• **提供テキスト**:
第13回タイマンバトル、開票開始――







感想一覧

マニエリストQ


階段の埃、女のざらりとした感触、飛び散る赤色のダンス、もう、すべてが圧巻でした。蛮人さんのバウムクーヘンの甘さにもヨロっと行きそうになったのですが、今回はもうとにかくQワールドにひきこまれました。

マニエリストQ


 一読、どっちとも言えず。こういうときに優劣を決めねばならないというのは、ナンセンスとは言わないまでも、もにょすごく切ねえのである。
 でも、バトルはバトルである。五鈷杵を振りかざさねばならず。


 ホテルから、明日へ 蛮人S

 革命軍と王室。手塚治虫も、魔夜峰央も(みんな漫画家だけれども)意外と大御所はこのシチュエーションを取り上げるようで。ただ、それを追われる側と追う側、ということで考えたときに、作家としての自分の立場が如実に出てしまうのである。本作はリウル王子、第一子、無論、王位継承者である。
 さて、ここで王室と反乱軍の関係がわからなくなってくる。暴政に耐え兼ねての暴動なのか、それとも他の国に扇動されての暴動なのか。でも、革命軍と一般人民を分けているのだ。単に血祭りに挙げるために王子を探しているわけでもなさそうだ。とすると、やはり他国からの侵略だろう、と考える。はて、では時代は何時だろう。ホテルがあるということは、重火器もそれなりと考えていいだろう。窓辺で燃える王宮を見て、押し寄せる革命軍、ある種軽率とも言えるこの動きはなんだ?
 一つのシチュエーションの為に登場人物がみんな同じ方向を見てしまっている、ということだろうか。バームクーヘンのディテールは美味しかったが、作品としての膨らみ具合は、今一つ。


 サマータイム、ふたたびの恋 マニエリストQ

 まさにゴシック、である。ただ、ゴシックとして終わってしまうとただの循環として閉じてしまうが、血の吹いて、墜落した飛行機の脇で軽快なジャズの音楽、別に救われたわけではないが、ただ、コントラストと明度が、握り締めていた、爪の食いこんだ手の平がゆっくりと開かれるような朝を迎えるのである。サマータイム、再びの恋。なんじゃいな、近しいもの、そうか、禿山の一夜か、ワルプルギスの夜か。小粒ながら濃厚な時間を見せきってふう、とため息をつき。

• **課題一覧**:
[1] タイマンバトルの感想について次の問いに答えよ。
(a) 開票が始まったのは第何回のタイマンバトルか。
(b) 「ホテルから、明日へ」の作者名は何か。
(c) 「ホテルから、明日へ」で王位継承者とされる王子の名は何か。
[2] タイマンバトルの感想を、最後の文の後から書き進めること。
データはタイマンバトルの感想とは関係がない。

• **データ抜粋**:
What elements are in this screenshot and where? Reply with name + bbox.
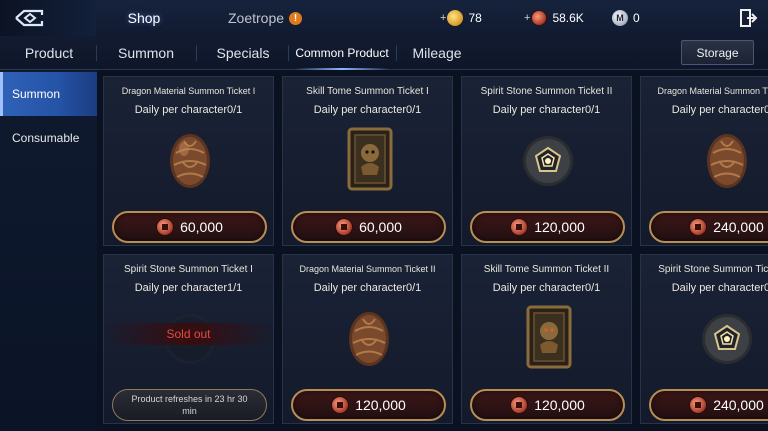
purchase-limit: Daily per character0/1	[671, 282, 768, 294]
dragon-egg-icon	[707, 134, 747, 188]
gold-plus: +	[440, 12, 447, 24]
dragon-egg-icon	[349, 312, 389, 366]
price-label: 240,000	[713, 397, 764, 413]
price-label: 120,000	[355, 397, 406, 413]
tab-summon[interactable]: Summon	[104, 36, 188, 70]
server-label: Zoetrope	[228, 10, 285, 26]
page-title: Shop	[127, 10, 161, 26]
gold-currency[interactable]: + 78	[440, 0, 482, 36]
product-title: Spirit Stone Summon Ticket I	[124, 264, 253, 275]
refresh-notice: Product refreshes in 23 hr 30 min	[112, 389, 267, 421]
product-title: Dragon Material Summon Ticket II	[299, 264, 436, 274]
copper-coin-icon	[689, 396, 708, 414]
copper-coin-icon	[156, 218, 175, 236]
product-card[interactable]: Dragon Material Summon Ticket II Daily p…	[282, 254, 453, 424]
product-title: Skill Tome Summon Ticket II	[483, 264, 610, 275]
purchase-limit: Daily per character0/1	[313, 282, 422, 294]
product-card[interactable]: Dragon Material Summon Ticket II Daily p…	[640, 76, 768, 246]
top-bar: Shop Zoetrope !	[0, 0, 768, 36]
gold-ingot-icon	[447, 10, 464, 26]
product-card[interactable]: Skill Tome Summon Ticket I Daily per cha…	[282, 76, 453, 246]
exit-button[interactable]	[738, 8, 758, 28]
skill-tome-icon	[526, 305, 572, 369]
storage-button[interactable]: Storage	[681, 40, 754, 65]
purchase-limit: Daily per character0/1	[492, 282, 601, 294]
price-label: 60,000	[180, 219, 223, 235]
tab-divider	[288, 45, 289, 61]
product-title: Dragon Material Summon Ticket II	[657, 86, 768, 96]
product-title: Spirit Stone Summon Ticket III	[658, 264, 768, 275]
product-title: Spirit Stone Summon Ticket II	[480, 86, 613, 97]
copper-coin-icon	[510, 396, 529, 414]
exit-door-icon	[740, 9, 758, 27]
product-card[interactable]: Spirit Stone Summon Ticket I Daily per c…	[103, 254, 274, 424]
product-title: Dragon Material Summon Ticket I	[121, 86, 256, 96]
product-title: Skill Tome Summon Ticket I	[306, 86, 429, 97]
product-card[interactable]: Skill Tome Summon Ticket II Daily per ch…	[461, 254, 632, 424]
tab-divider	[96, 45, 97, 61]
server-name: Zoetrope !	[228, 10, 303, 26]
purchase-limit: Daily per character0/1	[134, 104, 243, 116]
price-label: 120,000	[534, 397, 585, 413]
copper-coin-icon	[331, 396, 350, 414]
tab-divider	[396, 45, 397, 61]
buy-button[interactable]: 60,000	[291, 211, 446, 243]
product-card[interactable]: Spirit Stone Summon Ticket III Daily per…	[640, 254, 768, 424]
dragon-egg-icon	[170, 134, 210, 188]
copper-currency[interactable]: + 58.6K	[524, 0, 584, 36]
copper-coin-icon	[531, 10, 548, 26]
tab-divider	[196, 45, 197, 61]
sold-out-label: Sold out	[104, 323, 273, 345]
price-label: 120,000	[534, 219, 585, 235]
silver-m-coin-icon: M	[612, 10, 628, 26]
back-arrow-icon	[15, 9, 44, 27]
product-card[interactable]: Spirit Stone Summon Ticket II Daily per …	[461, 76, 632, 246]
product-grid: Dragon Material Summon Ticket I Daily pe…	[97, 70, 768, 431]
purchase-limit: Daily per character0/1	[313, 104, 422, 116]
price-label: 240,000	[713, 219, 764, 235]
mileage-value: 0	[633, 11, 640, 25]
purchase-limit: Daily per character0/1	[492, 104, 601, 116]
spirit-stone-icon	[702, 314, 752, 364]
tab-bar: Product Summon Specials Common Product M…	[0, 36, 768, 70]
purchase-limit: Daily per character1/1	[134, 282, 243, 294]
spirit-stone-icon	[523, 136, 573, 186]
copper-plus: +	[524, 12, 531, 24]
product-card[interactable]: Dragon Material Summon Ticket I Daily pe…	[103, 76, 274, 246]
purchase-limit: Daily per character0/1	[671, 104, 768, 116]
buy-button[interactable]: 240,000	[649, 211, 768, 243]
tab-product[interactable]: Product	[10, 36, 88, 70]
buy-button[interactable]: 60,000	[112, 211, 267, 243]
sidebar-item-summon[interactable]: Summon	[0, 72, 97, 116]
buy-button[interactable]: 240,000	[649, 389, 768, 421]
buy-button[interactable]: 120,000	[470, 389, 625, 421]
copper-coin-icon	[335, 218, 354, 236]
tab-specials[interactable]: Specials	[204, 36, 282, 70]
tab-mileage[interactable]: Mileage	[404, 36, 470, 70]
copper-coin-icon	[689, 218, 708, 236]
buy-button[interactable]: 120,000	[470, 211, 625, 243]
gold-value: 78	[468, 11, 482, 25]
alert-icon[interactable]: !	[289, 11, 303, 25]
back-button[interactable]	[0, 0, 96, 36]
mileage-currency: M 0	[612, 0, 640, 36]
buy-button[interactable]: 120,000	[291, 389, 446, 421]
copper-coin-icon	[510, 218, 529, 236]
price-label: 60,000	[359, 219, 402, 235]
sidebar-item-consumable[interactable]: Consumable	[0, 116, 97, 160]
skill-tome-icon	[347, 127, 393, 191]
tab-common-product[interactable]: Common Product	[292, 36, 392, 70]
category-sidebar: Summon Consumable	[0, 70, 97, 431]
copper-value: 58.6K	[552, 11, 584, 25]
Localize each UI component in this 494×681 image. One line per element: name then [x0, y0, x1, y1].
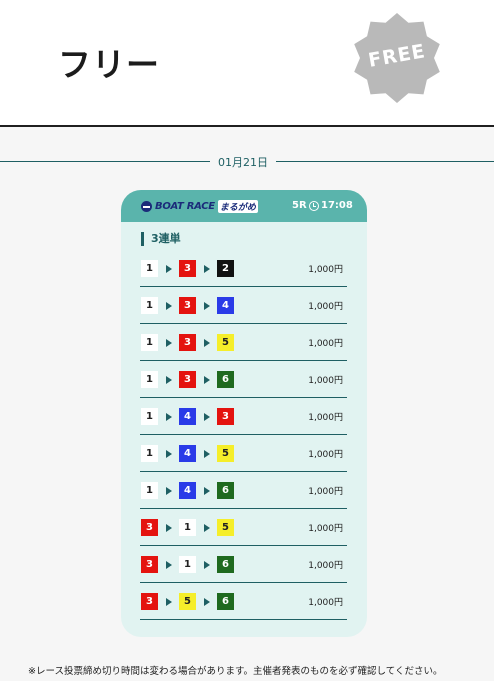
prediction-card: BOAT RACE まるがめ 5R 17:08 3連単 1 3 2 1,000円 1 3 4…	[121, 190, 367, 637]
logo-text: BOAT RACE	[155, 200, 215, 212]
arrow-right-icon	[204, 376, 210, 384]
clock-icon	[309, 201, 319, 211]
arrow-right-icon	[166, 302, 172, 310]
arrow-right-icon	[204, 413, 210, 421]
arrow-right-icon	[204, 265, 210, 273]
bet-amount: 1,000円	[308, 265, 343, 275]
lane-box-first: 1	[141, 334, 158, 351]
lane-box-first: 3	[141, 519, 158, 536]
page-header: フリー FREE	[0, 0, 494, 127]
bet-row: 1 3 2 1,000円	[140, 250, 347, 287]
bet-row: 1 3 5 1,000円	[140, 324, 347, 361]
lane-box-first: 1	[141, 371, 158, 388]
lane-box-third: 5	[217, 334, 234, 351]
lane-box-first: 1	[141, 482, 158, 499]
lane-box-third: 6	[217, 593, 234, 610]
date-divider: 01月21日	[0, 152, 494, 172]
lane-box-third: 4	[217, 297, 234, 314]
arrow-right-icon	[166, 339, 172, 347]
lane-box-third: 5	[217, 445, 234, 462]
boat-logo-icon	[141, 200, 152, 212]
lane-box-third: 6	[217, 482, 234, 499]
arrow-right-icon	[166, 450, 172, 458]
bet-amount: 1,000円	[308, 339, 343, 349]
lane-box-second: 4	[179, 445, 196, 462]
lane-box-second: 1	[179, 556, 196, 573]
lane-box-third: 2	[217, 260, 234, 277]
lane-box-first: 3	[141, 556, 158, 573]
bet-amount: 1,000円	[308, 598, 343, 608]
boatrace-logo: BOAT RACE まるがめ	[141, 199, 258, 213]
bet-amount: 1,000円	[308, 450, 343, 460]
arrow-right-icon	[166, 265, 172, 273]
lane-box-second: 4	[179, 408, 196, 425]
lane-box-second: 5	[179, 593, 196, 610]
lane-box-first: 1	[141, 297, 158, 314]
bet-type-label: 3連単	[141, 232, 181, 246]
bet-row: 1 4 5 1,000円	[140, 435, 347, 472]
arrow-right-icon	[204, 524, 210, 532]
bet-amount: 1,000円	[308, 524, 343, 534]
bet-amount: 1,000円	[308, 302, 343, 312]
lane-box-second: 3	[179, 334, 196, 351]
lane-box-first: 1	[141, 260, 158, 277]
arrow-right-icon	[204, 339, 210, 347]
race-date: 01月21日	[218, 156, 268, 169]
lane-box-first: 3	[141, 593, 158, 610]
arrow-right-icon	[166, 413, 172, 421]
lane-box-third: 5	[217, 519, 234, 536]
arrow-right-icon	[166, 561, 172, 569]
lane-box-second: 3	[179, 260, 196, 277]
lane-box-first: 1	[141, 408, 158, 425]
bet-amount: 1,000円	[308, 376, 343, 386]
bet-amount: 1,000円	[308, 561, 343, 571]
lane-box-second: 3	[179, 297, 196, 314]
arrow-right-icon	[166, 487, 172, 495]
lane-box-third: 6	[217, 371, 234, 388]
bet-row: 1 3 4 1,000円	[140, 287, 347, 324]
lane-box-second: 4	[179, 482, 196, 499]
divider-line-right	[276, 161, 494, 162]
arrow-right-icon	[166, 524, 172, 532]
arrow-right-icon	[204, 450, 210, 458]
arrow-right-icon	[204, 598, 210, 606]
bet-row: 3 5 6 1,000円	[140, 583, 347, 620]
lane-box-second: 3	[179, 371, 196, 388]
bet-row: 3 1 5 1,000円	[140, 509, 347, 546]
arrow-right-icon	[204, 302, 210, 310]
disclaimer-note: ※レース投票締め切り時間は変わる場合があります。主催者発表のものを必ず確認してく…	[28, 666, 443, 677]
venue-logo-text: まるがめ	[217, 199, 258, 213]
arrow-right-icon	[166, 598, 172, 606]
arrow-right-icon	[204, 487, 210, 495]
lane-box-third: 6	[217, 556, 234, 573]
free-badge: FREE	[351, 12, 443, 104]
race-time: 17:08	[321, 200, 353, 211]
arrow-right-icon	[166, 376, 172, 384]
page-title: フリー	[58, 45, 160, 84]
race-number: 5R	[292, 200, 307, 211]
arrow-right-icon	[204, 561, 210, 569]
bet-row: 1 3 6 1,000円	[140, 361, 347, 398]
bet-amount: 1,000円	[308, 413, 343, 423]
bet-row: 3 1 6 1,000円	[140, 546, 347, 583]
lane-box-first: 1	[141, 445, 158, 462]
lane-box-third: 3	[217, 408, 234, 425]
card-header: BOAT RACE まるがめ 5R 17:08	[121, 190, 367, 222]
bet-list: 1 3 2 1,000円 1 3 4 1,000円 1 3 5 1,000円 1 3 6 1,000円 1 4 3 1…	[140, 250, 347, 620]
divider-line-left	[0, 161, 210, 162]
bet-row: 1 4 3 1,000円	[140, 398, 347, 435]
lane-box-second: 1	[179, 519, 196, 536]
bet-row: 1 4 6 1,000円	[140, 472, 347, 509]
bet-amount: 1,000円	[308, 487, 343, 497]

• **課題の解答**:
[1]
(a) 第13回
(b) 蛮人S
(c) リウル王子

[2]
 ただ、某W賞の応募作品もそうだったけれども、この作家はある種、Artの高みから降りきれていない。蓮如が仏教をわっかりやすく村人に崩して伝えたように、一遍が踊念仏で村人に浄土を「体感」させたように、手塚治虫がエロやってもPTAが怒らなかったように(しつこいですな)、この美酒をもっと蒸留させるといいのだが。
 と、冒頭のデザイン云々の設定は今一つ要らない気がします。ここにおける「俗」はあとのメイン部分を殺しはすれど、いかにも生かしはしないかと考えるわけで。

 判定

 ディテールの差。作品コアは小粒なれど、やはり厚みのあるほうが美味しい。完成度の高いほうがいい。
 というわけで、今回はQさんの勝利とします。(MAO)


マニエリストQ


蛮人Sさんの「ホテルから、明日へ」を初めに読んだ時、隅からすみまで計算された、非の打ち所が無い作品だと思いましたが、どうも綺麗過ぎる点が気になりました。マニエリストQさんの作品を次に読んだときにその理由がわかりました。
Qさんのは大人の読み物で、Sさんのは大人が子供に読み聞かせる読み物だという点でした。
 ちょっと引っ掛かったのは、中原と女の過去の関係が、後悔の念があるというだけで、ほとんど触れられていないため、昔はただの女たらしという感じがしたというところでしょうか。もう少し説明が欲しかったと思いました。


マニエリストQ


蛮人さんもQさんも甲乙決めがたし。
蛮人さんの作品は風景と情景が一定しすぎていて展開していく話に同じ色しか感じ取れなかった。これでは常設の3000字バトルでも票を集めるのは難しいだろう。
Qさんの作品は多少懲りすぎている設定が裏目に出ているんじゃないだろうか。しかし、雰囲気と展開、難解さからすると読後感は圧倒的。
文章うんぬんはどちらも安心して読めるのでストーリーの内容とその濃さ、それと雰囲気が勝負どころで、多少の好みも含まれてくる。そう考えるとQさんの作品の方が一枚上手だと感じました。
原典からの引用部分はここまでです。